Dataset records
+ + + + +

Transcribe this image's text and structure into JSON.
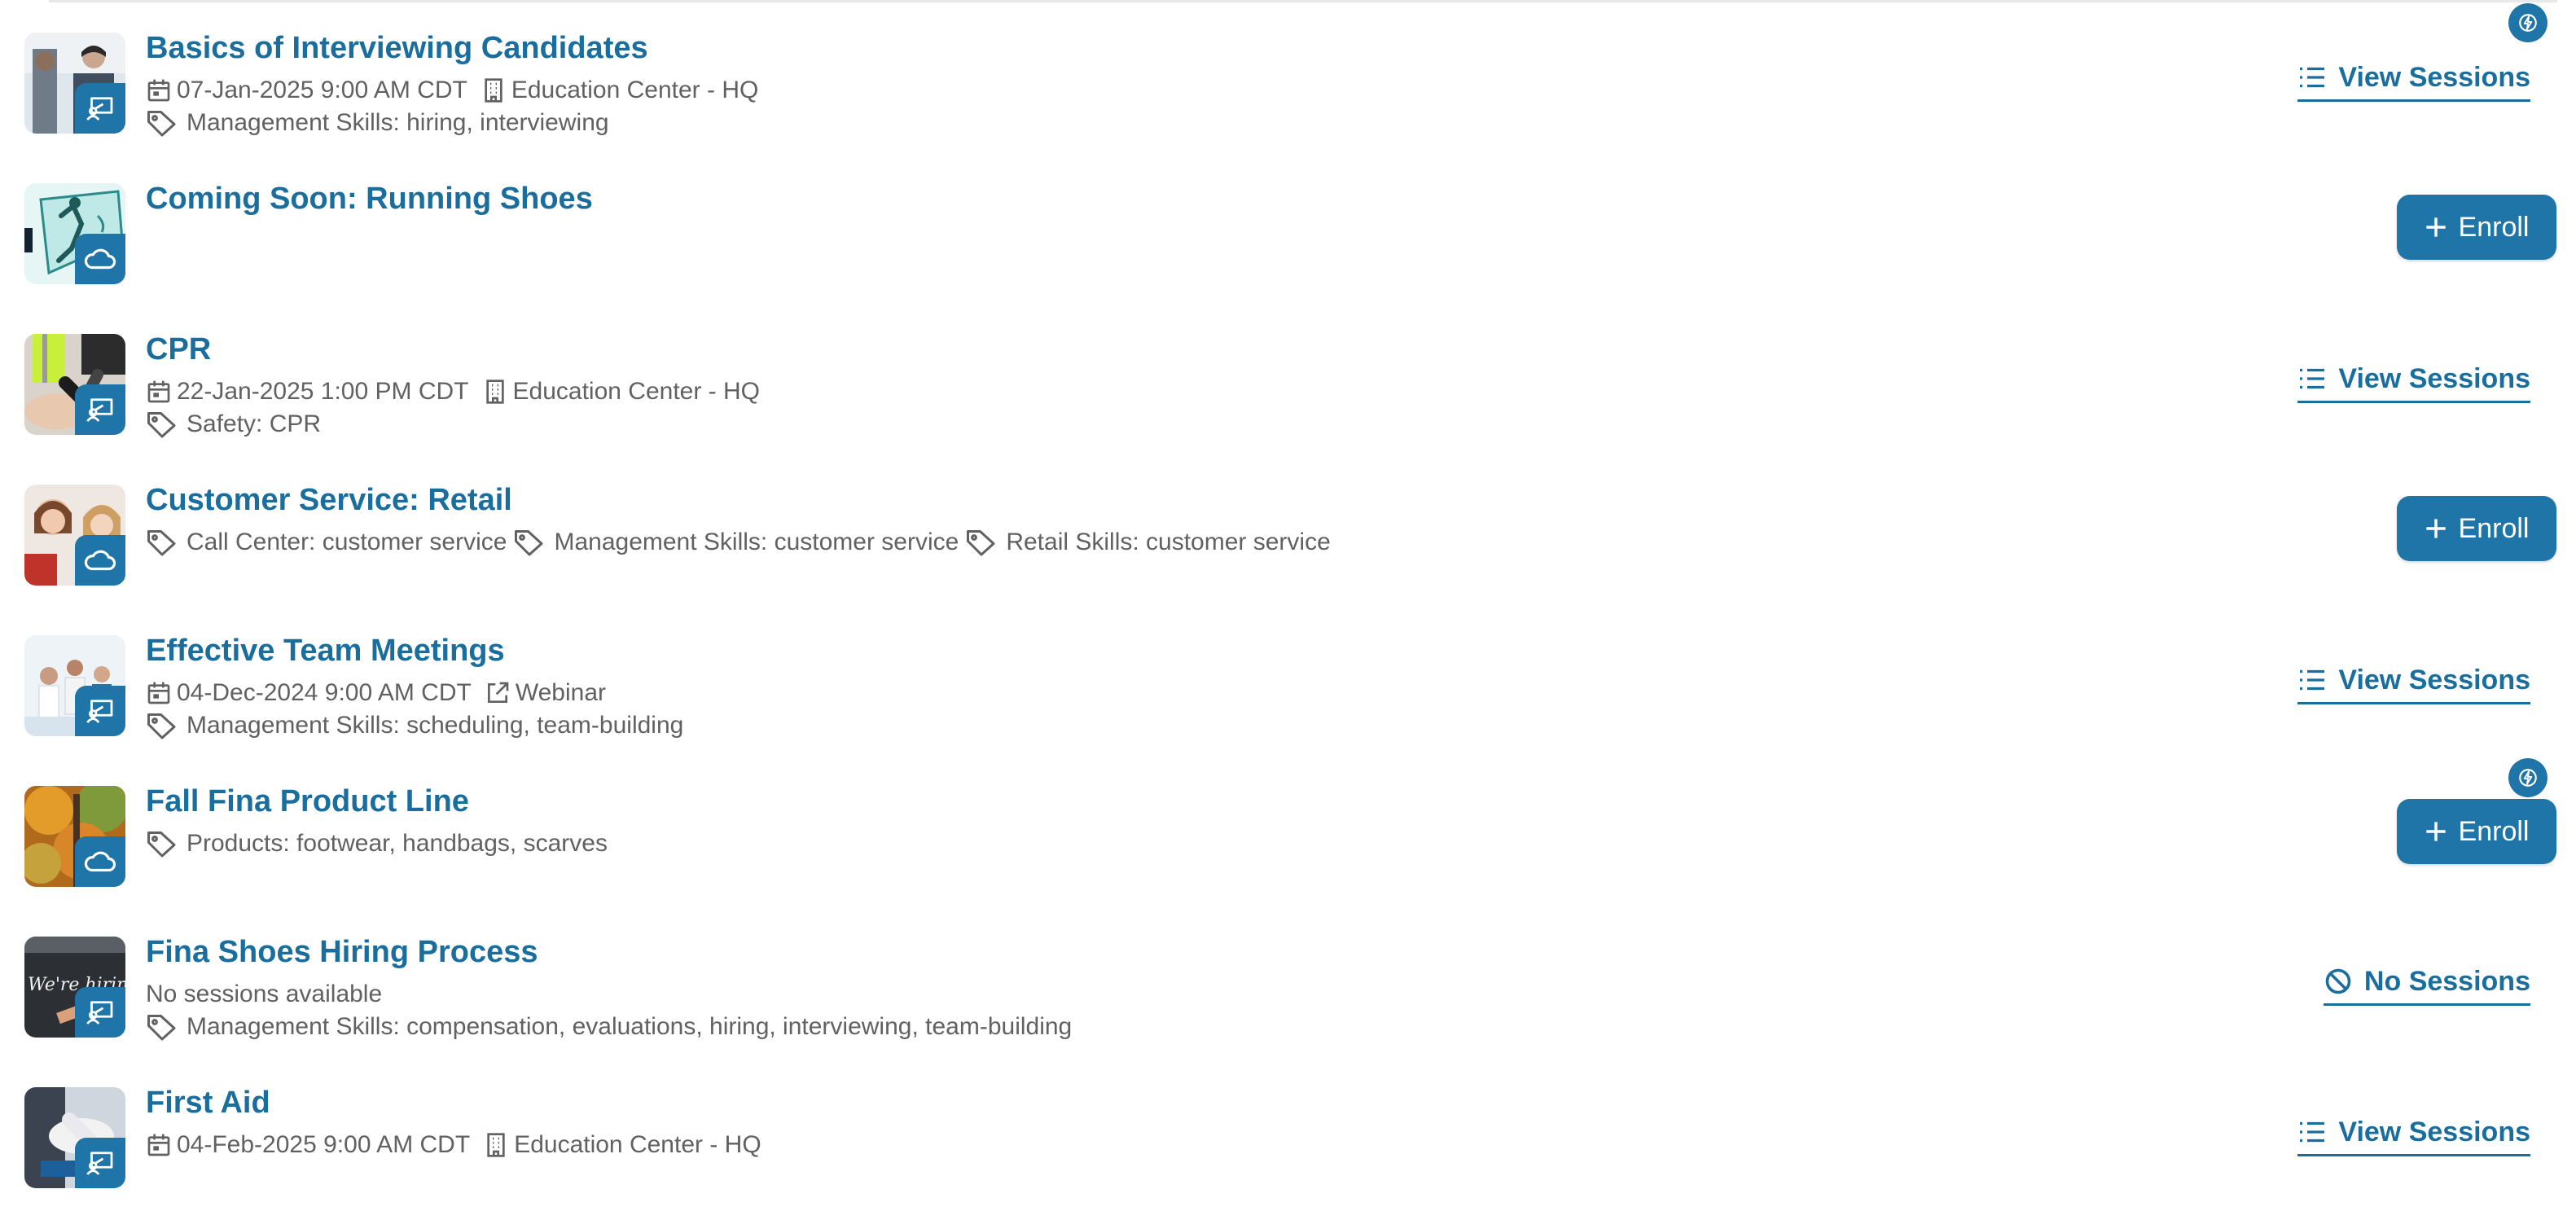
{
  "courses": [
    {
      "title": "Basics of Interviewing Candidates",
      "date": "07-Jan-2025 9:00 AM CDT",
      "location": "Education Center - HQ",
      "tags": [
        "Management Skills: hiring, interviewing"
      ],
      "action": "View Sessions",
      "badge_icon": "classroom-icon"
    },
    {
      "title": "Coming Soon: Running Shoes",
      "action": "Enroll",
      "badge_icon": "cloud-icon"
    },
    {
      "title": "CPR",
      "date": "22-Jan-2025 1:00 PM CDT",
      "location": "Education Center - HQ",
      "tags": [
        "Safety: CPR"
      ],
      "action": "View Sessions",
      "badge_icon": "classroom-icon"
    },
    {
      "title": "Customer Service: Retail",
      "tags": [
        "Call Center: customer service",
        "Management Skills: customer service",
        "Retail Skills: customer service"
      ],
      "action": "Enroll",
      "badge_icon": "cloud-icon"
    },
    {
      "title": "Effective Team Meetings",
      "date": "04-Dec-2024 9:00 AM CDT",
      "location": "Webinar",
      "tags": [
        "Management Skills: scheduling, team-building"
      ],
      "action": "View Sessions",
      "badge_icon": "classroom-icon"
    },
    {
      "title": "Fall Fina Product Line",
      "tags": [
        "Products: footwear, handbags, scarves"
      ],
      "action": "Enroll",
      "badge_icon": "cloud-icon"
    },
    {
      "title": "Fina Shoes Hiring Process",
      "status": "No sessions available",
      "tags": [
        "Management Skills: compensation, evaluations, hiring, interviewing, team-building"
      ],
      "action": "No Sessions",
      "badge_icon": "classroom-icon"
    },
    {
      "title": "First Aid",
      "date": "04-Feb-2025 9:00 AM CDT",
      "location": "Education Center - HQ",
      "action": "View Sessions",
      "badge_icon": "classroom-icon"
    }
  ],
  "colors": {
    "accent": "#1f75a8",
    "title": "#1a6e9e",
    "meta_text": "#616161"
  },
  "icons": {
    "calendar": "calendar-icon",
    "building": "building-icon",
    "external": "external-link-icon",
    "tag": "tag-icon",
    "list": "list-icon",
    "plus": "plus-icon",
    "ban": "ban-icon",
    "bolt": "lightning-icon"
  }
}
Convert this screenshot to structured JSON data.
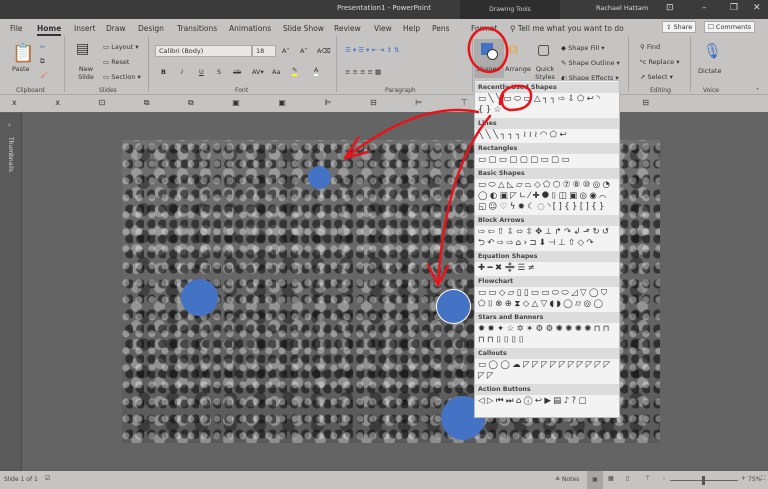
{
  "window": {
    "title": "Presentation1  -  PowerPoint",
    "context_tab": "Drawing Tools",
    "user": "Rachael Hattam"
  },
  "tabs": [
    "File",
    "Home",
    "Insert",
    "Draw",
    "Design",
    "Transitions",
    "Animations",
    "Slide Show",
    "Review",
    "View",
    "Help",
    "Pens",
    "Format"
  ],
  "tell_me": "Tell me what you want to do",
  "share": "Share",
  "comments": "Comments",
  "clipboard": {
    "paste": "Paste",
    "group": "Clipboard"
  },
  "slides": {
    "new_slide": "New Slide",
    "layout": "Layout",
    "reset": "Reset",
    "section": "Section",
    "group": "Slides"
  },
  "font": {
    "name": "Calibri (Body)",
    "size": "18",
    "group": "Font",
    "bold": "B",
    "italic": "I",
    "underline": "U",
    "shadow": "S",
    "strike": "ab",
    "case": "Aa"
  },
  "paragraph": {
    "group": "Paragraph"
  },
  "drawing": {
    "shapes": "Shapes",
    "arrange": "Arrange",
    "quick_styles": "Quick Styles",
    "fill": "Shape Fill",
    "outline": "Shape Outline",
    "effects": "Shape Effects"
  },
  "editing": {
    "find": "Find",
    "replace": "Replace",
    "select": "Select",
    "group": "Editing"
  },
  "voice": {
    "dictate": "Dictate",
    "group": "Voice"
  },
  "thumbnails": "Thumbnails",
  "status": {
    "slide": "Slide 1 of 1",
    "notes": "Notes",
    "zoom": "75%",
    "zoom_percent": 75
  },
  "accent": "#4472c4",
  "annotation_color": "#e8141c",
  "shapes_panel": [
    {
      "title": "Recently Used Shapes",
      "icons": "▭╲╲▭⬭▭△┐┐⇨⇩⬠↩◝{}☆"
    },
    {
      "title": "Lines",
      "icons": "╲╲╲┐┐┐≀≀≀◠⬠↩"
    },
    {
      "title": "Rectangles",
      "icons": "▭▢▭▢▢▢▭▢▭"
    },
    {
      "title": "Basic Shapes",
      "icons": "▭⬭△◺▱⏢◇⬠⬡⑦⑧⑩◎◔◯◐▣◸∟⁄✚⯃⌷◫▣◎◉⌒◱☺♡ϟ✹☾◌◝[]{}[]{}"
    },
    {
      "title": "Block Arrows",
      "icons": "⇨⇦⇧⇩⬄⇳✥⊥↱↷↲⬏↻↺⮌↶⇨⇨⌂›⊐⬇⊣⊥⇧◇↷"
    },
    {
      "title": "Equation Shapes",
      "icons": "✚━✖➗☰≠"
    },
    {
      "title": "Flowchart",
      "icons": "▭▭◇▱▯▯▭▭⬭⬭◿▽◯⛉⬠⌷⊗⊕⧗◇△▽◖◗◯⌭◎◯"
    },
    {
      "title": "Stars and Banners",
      "icons": "✹✹✦☆✡✶⚙⚙✺✺✺✺⊓⊓⊓⊓⌷⌷⌷⌷"
    },
    {
      "title": "Callouts",
      "icons": "▭◯◯☁◸◸◸◸◸◸◸◸◸◸◸◸"
    },
    {
      "title": "Action Buttons",
      "icons": "◁▷⏮⏭⌂ⓘ↩▶▤♪?▢"
    }
  ]
}
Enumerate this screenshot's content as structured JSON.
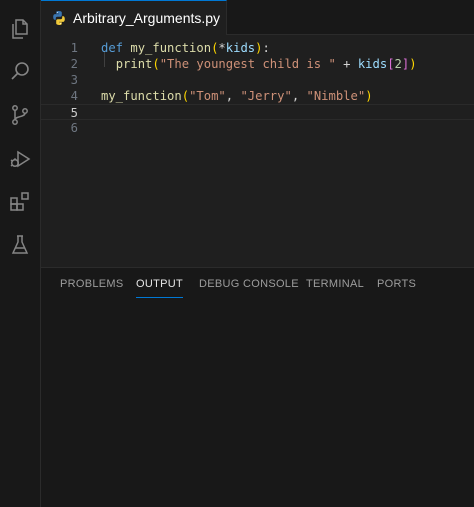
{
  "tab": {
    "filename": "Arbitrary_Arguments.py"
  },
  "activity_bar": [
    "explorer-icon",
    "search-icon",
    "source-control-icon",
    "run-debug-icon",
    "extensions-icon",
    "testing-icon"
  ],
  "editor": {
    "current_line": 5,
    "lines": [
      {
        "number": "1",
        "tokens": [
          {
            "t": "def",
            "c": "kw"
          },
          {
            "t": " ",
            "c": "op"
          },
          {
            "t": "my_function",
            "c": "fn"
          },
          {
            "t": "(",
            "c": "br1"
          },
          {
            "t": "*",
            "c": "op"
          },
          {
            "t": "kids",
            "c": "var"
          },
          {
            "t": ")",
            "c": "br1"
          },
          {
            "t": ":",
            "c": "op"
          }
        ]
      },
      {
        "number": "2",
        "tokens": [
          {
            "t": "  ",
            "c": "op"
          },
          {
            "t": "print",
            "c": "fn"
          },
          {
            "t": "(",
            "c": "br1"
          },
          {
            "t": "\"The youngest child is \"",
            "c": "str"
          },
          {
            "t": " + ",
            "c": "op"
          },
          {
            "t": "kids",
            "c": "var"
          },
          {
            "t": "[",
            "c": "br2"
          },
          {
            "t": "2",
            "c": "num"
          },
          {
            "t": "]",
            "c": "br2"
          },
          {
            "t": ")",
            "c": "br1"
          }
        ]
      },
      {
        "number": "3",
        "tokens": []
      },
      {
        "number": "4",
        "tokens": [
          {
            "t": "my_function",
            "c": "fn"
          },
          {
            "t": "(",
            "c": "br1"
          },
          {
            "t": "\"Tom\"",
            "c": "str"
          },
          {
            "t": ", ",
            "c": "op"
          },
          {
            "t": "\"Jerry\"",
            "c": "str"
          },
          {
            "t": ", ",
            "c": "op"
          },
          {
            "t": "\"Nimble\"",
            "c": "str"
          },
          {
            "t": ")",
            "c": "br1"
          }
        ]
      },
      {
        "number": "5",
        "tokens": []
      },
      {
        "number": "6",
        "tokens": []
      }
    ]
  },
  "panel": {
    "tabs": [
      {
        "label": "PROBLEMS",
        "active": false
      },
      {
        "label": "OUTPUT",
        "active": true
      },
      {
        "label": "DEBUG CONSOLE",
        "active": false
      },
      {
        "label": "TERMINAL",
        "active": false
      },
      {
        "label": "PORTS",
        "active": false
      }
    ]
  }
}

+ + + + +

PROBLEM TO SOLVE: Give every record again exactly, apart from the pictures, which stay out.

RIGHT ANSWER:
Transcribe this image's text and structure into JSON.
{
  "courses": [
    {
      "title": "Basics of Interviewing Candidates",
      "date": "07-Jan-2025 9:00 AM CDT",
      "location": "Education Center - HQ",
      "tags": [
        "Management Skills: hiring, interviewing"
      ],
      "action": "View Sessions",
      "badge_icon": "classroom-icon"
    },
    {
      "title": "Coming Soon: Running Shoes",
      "action": "Enroll",
      "badge_icon": "cloud-icon"
    },
    {
      "title": "CPR",
      "date": "22-Jan-2025 1:00 PM CDT",
      "location": "Education Center - HQ",
      "tags": [
        "Safety: CPR"
      ],
      "action": "View Sessions",
      "badge_icon": "classroom-icon"
    },
    {
      "title": "Customer Service: Retail",
      "tags": [
        "Call Center: customer service",
        "Management Skills: customer service",
        "Retail Skills: customer service"
      ],
      "action": "Enroll",
      "badge_icon": "cloud-icon"
    },
    {
      "title": "Effective Team Meetings",
      "date": "04-Dec-2024 9:00 AM CDT",
      "location": "Webinar",
      "tags": [
        "Management Skills: scheduling, team-building"
      ],
      "action": "View Sessions",
      "badge_icon": "classroom-icon"
    },
    {
      "title": "Fall Fina Product Line",
      "tags": [
        "Products: footwear, handbags, scarves"
      ],
      "action": "Enroll",
      "badge_icon": "cloud-icon"
    },
    {
      "title": "Fina Shoes Hiring Process",
      "status": "No sessions available",
      "tags": [
        "Management Skills: compensation, evaluations, hiring, interviewing, team-building"
      ],
      "action": "No Sessions",
      "badge_icon": "classroom-icon"
    },
    {
      "title": "First Aid",
      "date": "04-Feb-2025 9:00 AM CDT",
      "location": "Education Center - HQ",
      "action": "View Sessions",
      "badge_icon": "classroom-icon"
    }
  ],
  "colors": {
    "accent": "#1f75a8",
    "title": "#1a6e9e",
    "meta_text": "#616161"
  },
  "icons": {
    "calendar": "calendar-icon",
    "building": "building-icon",
    "external": "external-link-icon",
    "tag": "tag-icon",
    "list": "list-icon",
    "plus": "plus-icon",
    "ban": "ban-icon",
    "bolt": "lightning-icon"
  }
}
Convert this screenshot to structured JSON data.
{
  "window": {
    "title": "Presentation1  -  PowerPoint",
    "context_tab": "Drawing Tools",
    "user": "Rachael Hattam"
  },
  "tabs": [
    "File",
    "Home",
    "Insert",
    "Draw",
    "Design",
    "Transitions",
    "Animations",
    "Slide Show",
    "Review",
    "View",
    "Help",
    "Pens",
    "Format"
  ],
  "tell_me": "Tell me what you want to do",
  "share": "Share",
  "comments": "Comments",
  "clipboard": {
    "paste": "Paste",
    "group": "Clipboard"
  },
  "slides": {
    "new_slide": "New Slide",
    "layout": "Layout",
    "reset": "Reset",
    "section": "Section",
    "group": "Slides"
  },
  "font": {
    "name": "Calibri (Body)",
    "size": "18",
    "group": "Font",
    "bold": "B",
    "italic": "I",
    "underline": "U",
    "shadow": "S",
    "strike": "ab",
    "case": "Aa"
  },
  "paragraph": {
    "group": "Paragraph"
  },
  "drawing": {
    "shapes": "Shapes",
    "arrange": "Arrange",
    "quick_styles": "Quick Styles",
    "fill": "Shape Fill",
    "outline": "Shape Outline",
    "effects": "Shape Effects"
  },
  "editing": {
    "find": "Find",
    "replace": "Replace",
    "select": "Select",
    "group": "Editing"
  },
  "voice": {
    "dictate": "Dictate",
    "group": "Voice"
  },
  "thumbnails": "Thumbnails",
  "status": {
    "slide": "Slide 1 of 1",
    "notes": "Notes",
    "zoom": "75%",
    "zoom_percent": 75
  },
  "accent": "#4472c4",
  "annotation_color": "#e8141c",
  "shapes_panel": [
    {
      "title": "Recently Used Shapes",
      "icons": "▭╲╲▭⬭▭△┐┐⇨⇩⬠↩◝{}☆"
    },
    {
      "title": "Lines",
      "icons": "╲╲╲┐┐┐≀≀≀◠⬠↩"
    },
    {
      "title": "Rectangles",
      "icons": "▭▢▭▢▢▢▭▢▭"
    },
    {
      "title": "Basic Shapes",
      "icons": "▭⬭△◺▱⏢◇⬠⬡⑦⑧⑩◎◔◯◐▣◸∟⁄✚⯃⌷◫▣◎◉⌒◱☺♡ϟ✹☾◌◝[]{}[]{}"
    },
    {
      "title": "Block Arrows",
      "icons": "⇨⇦⇧⇩⬄⇳✥⊥↱↷↲⬏↻↺⮌↶⇨⇨⌂›⊐⬇⊣⊥⇧◇↷"
    },
    {
      "title": "Equation Shapes",
      "icons": "✚━✖➗☰≠"
    },
    {
      "title": "Flowchart",
      "icons": "▭▭◇▱▯▯▭▭⬭⬭◿▽◯⛉⬠⌷⊗⊕⧗◇△▽◖◗◯⌭◎◯"
    },
    {
      "title": "Stars and Banners",
      "icons": "✹✹✦☆✡✶⚙⚙✺✺✺✺⊓⊓⊓⊓⌷⌷⌷⌷"
    },
    {
      "title": "Callouts",
      "icons": "▭◯◯☁◸◸◸◸◸◸◸◸◸◸◸◸"
    },
    {
      "title": "Action Buttons",
      "icons": "◁▷⏮⏭⌂ⓘ↩▶▤♪?▢"
    }
  ]
}
Enumerate this screenshot's content as structured JSON.
{
  "tab": {
    "filename": "Arbitrary_Arguments.py"
  },
  "activity_bar": [
    "explorer-icon",
    "search-icon",
    "source-control-icon",
    "run-debug-icon",
    "extensions-icon",
    "testing-icon"
  ],
  "editor": {
    "current_line": 5,
    "lines": [
      {
        "number": "1",
        "tokens": [
          {
            "t": "def",
            "c": "kw"
          },
          {
            "t": " ",
            "c": "op"
          },
          {
            "t": "my_function",
            "c": "fn"
          },
          {
            "t": "(",
            "c": "br1"
          },
          {
            "t": "*",
            "c": "op"
          },
          {
            "t": "kids",
            "c": "var"
          },
          {
            "t": ")",
            "c": "br1"
          },
          {
            "t": ":",
            "c": "op"
          }
        ]
      },
      {
        "number": "2",
        "tokens": [
          {
            "t": "  ",
            "c": "op"
          },
          {
            "t": "print",
            "c": "fn"
          },
          {
            "t": "(",
            "c": "br1"
          },
          {
            "t": "\"The youngest child is \"",
            "c": "str"
          },
          {
            "t": " + ",
            "c": "op"
          },
          {
            "t": "kids",
            "c": "var"
          },
          {
            "t": "[",
            "c": "br2"
          },
          {
            "t": "2",
            "c": "num"
          },
          {
            "t": "]",
            "c": "br2"
          },
          {
            "t": ")",
            "c": "br1"
          }
        ]
      },
      {
        "number": "3",
        "tokens": []
      },
      {
        "number": "4",
        "tokens": [
          {
            "t": "my_function",
            "c": "fn"
          },
          {
            "t": "(",
            "c": "br1"
          },
          {
            "t": "\"Tom\"",
            "c": "str"
          },
          {
            "t": ", ",
            "c": "op"
          },
          {
            "t": "\"Jerry\"",
            "c": "str"
          },
          {
            "t": ", ",
            "c": "op"
          },
          {
            "t": "\"Nimble\"",
            "c": "str"
          },
          {
            "t": ")",
            "c": "br1"
          }
        ]
      },
      {
        "number": "5",
        "tokens": []
      },
      {
        "number": "6",
        "tokens": []
      }
    ]
  },
  "panel": {
    "tabs": [
      {
        "label": "PROBLEMS",
        "active": false
      },
      {
        "label": "OUTPUT",
        "active": true
      },
      {
        "label": "DEBUG CONSOLE",
        "active": false
      },
      {
        "label": "TERMINAL",
        "active": false
      },
      {
        "label": "PORTS",
        "active": false
      }
    ]
  }
}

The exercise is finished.